* **Written request**
Extract every entry word for word.

* **Task inputs**
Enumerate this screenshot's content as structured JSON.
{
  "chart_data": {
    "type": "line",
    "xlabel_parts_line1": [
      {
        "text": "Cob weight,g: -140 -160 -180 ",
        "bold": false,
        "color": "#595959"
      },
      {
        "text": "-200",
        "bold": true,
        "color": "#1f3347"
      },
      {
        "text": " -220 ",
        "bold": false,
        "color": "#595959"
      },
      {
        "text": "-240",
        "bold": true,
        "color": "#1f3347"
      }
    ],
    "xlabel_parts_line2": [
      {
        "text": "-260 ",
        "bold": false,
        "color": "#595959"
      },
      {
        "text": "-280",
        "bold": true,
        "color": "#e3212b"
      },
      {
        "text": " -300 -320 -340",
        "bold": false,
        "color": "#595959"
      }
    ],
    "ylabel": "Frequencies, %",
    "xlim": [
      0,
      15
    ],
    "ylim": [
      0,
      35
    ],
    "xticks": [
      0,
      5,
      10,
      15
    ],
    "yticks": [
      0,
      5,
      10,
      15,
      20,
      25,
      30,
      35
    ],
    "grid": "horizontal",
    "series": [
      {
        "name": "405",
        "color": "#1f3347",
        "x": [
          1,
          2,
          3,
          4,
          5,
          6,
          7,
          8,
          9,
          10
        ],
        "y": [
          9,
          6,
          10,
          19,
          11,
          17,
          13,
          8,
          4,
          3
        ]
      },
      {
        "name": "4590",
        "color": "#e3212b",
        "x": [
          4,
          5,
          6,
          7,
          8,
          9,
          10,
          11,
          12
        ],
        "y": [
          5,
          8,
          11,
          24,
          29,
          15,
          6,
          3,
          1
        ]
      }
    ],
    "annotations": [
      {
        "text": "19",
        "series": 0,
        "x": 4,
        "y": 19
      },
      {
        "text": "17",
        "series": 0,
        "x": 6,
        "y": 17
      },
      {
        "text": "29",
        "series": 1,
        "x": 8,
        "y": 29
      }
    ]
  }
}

* **Answer in full**
Enumerate this screenshot's content as structured JSON.
{
  "chart_data": {
    "type": "line",
    "xlabel_parts_line1": [
      {
        "text": "Cob weight,g: -140 -160 -180 ",
        "bold": false,
        "color": "#595959"
      },
      {
        "text": "-200",
        "bold": true,
        "color": "#1f3347"
      },
      {
        "text": " -220 ",
        "bold": false,
        "color": "#595959"
      },
      {
        "text": "-240",
        "bold": true,
        "color": "#1f3347"
      }
    ],
    "xlabel_parts_line2": [
      {
        "text": "-260 ",
        "bold": false,
        "color": "#595959"
      },
      {
        "text": "-280",
        "bold": true,
        "color": "#e3212b"
      },
      {
        "text": " -300 -320 -340",
        "bold": false,
        "color": "#595959"
      }
    ],
    "ylabel": "Frequencies, %",
    "xlim": [
      0,
      15
    ],
    "ylim": [
      0,
      35
    ],
    "xticks": [
      0,
      5,
      10,
      15
    ],
    "yticks": [
      0,
      5,
      10,
      15,
      20,
      25,
      30,
      35
    ],
    "grid": "horizontal",
    "series": [
      {
        "name": "405",
        "color": "#1f3347",
        "x": [
          1,
          2,
          3,
          4,
          5,
          6,
          7,
          8,
          9,
          10
        ],
        "y": [
          9,
          6,
          10,
          19,
          11,
          17,
          13,
          8,
          4,
          3
        ]
      },
      {
        "name": "4590",
        "color": "#e3212b",
        "x": [
          4,
          5,
          6,
          7,
          8,
          9,
          10,
          11,
          12
        ],
        "y": [
          5,
          8,
          11,
          24,
          29,
          15,
          6,
          3,
          1
        ]
      }
    ],
    "annotations": [
      {
        "text": "19",
        "series": 0,
        "x": 4,
        "y": 19
      },
      {
        "text": "17",
        "series": 0,
        "x": 6,
        "y": 17
      },
      {
        "text": "29",
        "series": 1,
        "x": 8,
        "y": 29
      }
    ]
  }
}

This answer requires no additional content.